(Description of the task)
Can you output the material exactly as written, minus any pictures it holds?
** begin Records for the task **
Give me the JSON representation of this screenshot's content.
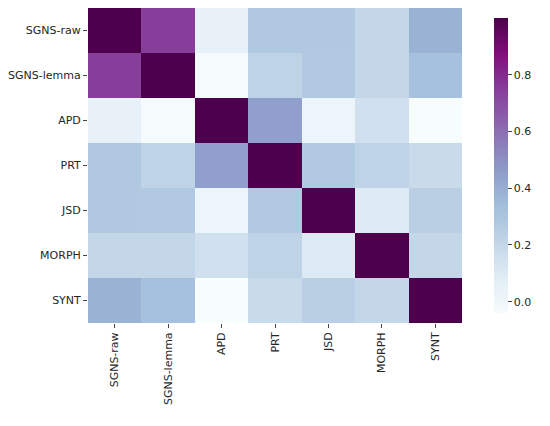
{
  "chart_data": {
    "type": "heatmap",
    "x": [
      "SGNS-raw",
      "SGNS-lemma",
      "APD",
      "PRT",
      "JSD",
      "MORPH",
      "SYNT"
    ],
    "y": [
      "SGNS-raw",
      "SGNS-lemma",
      "APD",
      "PRT",
      "JSD",
      "MORPH",
      "SYNT"
    ],
    "z": [
      [
        1.0,
        0.75,
        0.05,
        0.28,
        0.28,
        0.2,
        0.38
      ],
      [
        0.75,
        1.0,
        -0.03,
        0.22,
        0.27,
        0.2,
        0.32
      ],
      [
        0.05,
        -0.03,
        1.0,
        0.45,
        0.02,
        0.15,
        -0.04
      ],
      [
        0.28,
        0.22,
        0.45,
        1.0,
        0.27,
        0.22,
        0.18
      ],
      [
        0.28,
        0.27,
        0.02,
        0.27,
        1.0,
        0.1,
        0.24
      ],
      [
        0.2,
        0.2,
        0.15,
        0.22,
        0.1,
        1.0,
        0.2
      ],
      [
        0.38,
        0.32,
        -0.04,
        0.18,
        0.24,
        0.2,
        1.0
      ]
    ],
    "colorbar": {
      "range": [
        -0.04,
        1.0
      ],
      "ticks": [
        {
          "value": 0,
          "label": "0.0"
        },
        {
          "value": 0.2,
          "label": "0.2"
        },
        {
          "value": 0.4,
          "label": "0.4"
        },
        {
          "value": 0.6,
          "label": "0.6"
        },
        {
          "value": 0.8,
          "label": "0.8"
        }
      ]
    },
    "grid": false
  }
}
** end Records for the task **
(Solution below)
Give me the JSON representation of this screenshot's content.
{
  "chart_data": {
    "type": "heatmap",
    "x": [
      "SGNS-raw",
      "SGNS-lemma",
      "APD",
      "PRT",
      "JSD",
      "MORPH",
      "SYNT"
    ],
    "y": [
      "SGNS-raw",
      "SGNS-lemma",
      "APD",
      "PRT",
      "JSD",
      "MORPH",
      "SYNT"
    ],
    "z": [
      [
        1.0,
        0.75,
        0.05,
        0.28,
        0.28,
        0.2,
        0.38
      ],
      [
        0.75,
        1.0,
        -0.03,
        0.22,
        0.27,
        0.2,
        0.32
      ],
      [
        0.05,
        -0.03,
        1.0,
        0.45,
        0.02,
        0.15,
        -0.04
      ],
      [
        0.28,
        0.22,
        0.45,
        1.0,
        0.27,
        0.22,
        0.18
      ],
      [
        0.28,
        0.27,
        0.02,
        0.27,
        1.0,
        0.1,
        0.24
      ],
      [
        0.2,
        0.2,
        0.15,
        0.22,
        0.1,
        1.0,
        0.2
      ],
      [
        0.38,
        0.32,
        -0.04,
        0.18,
        0.24,
        0.2,
        1.0
      ]
    ],
    "colorbar": {
      "range": [
        -0.04,
        1.0
      ],
      "ticks": [
        {
          "value": 0,
          "label": "0.0"
        },
        {
          "value": 0.2,
          "label": "0.2"
        },
        {
          "value": 0.4,
          "label": "0.4"
        },
        {
          "value": 0.6,
          "label": "0.6"
        },
        {
          "value": 0.8,
          "label": "0.8"
        }
      ]
    },
    "grid": false
  }
}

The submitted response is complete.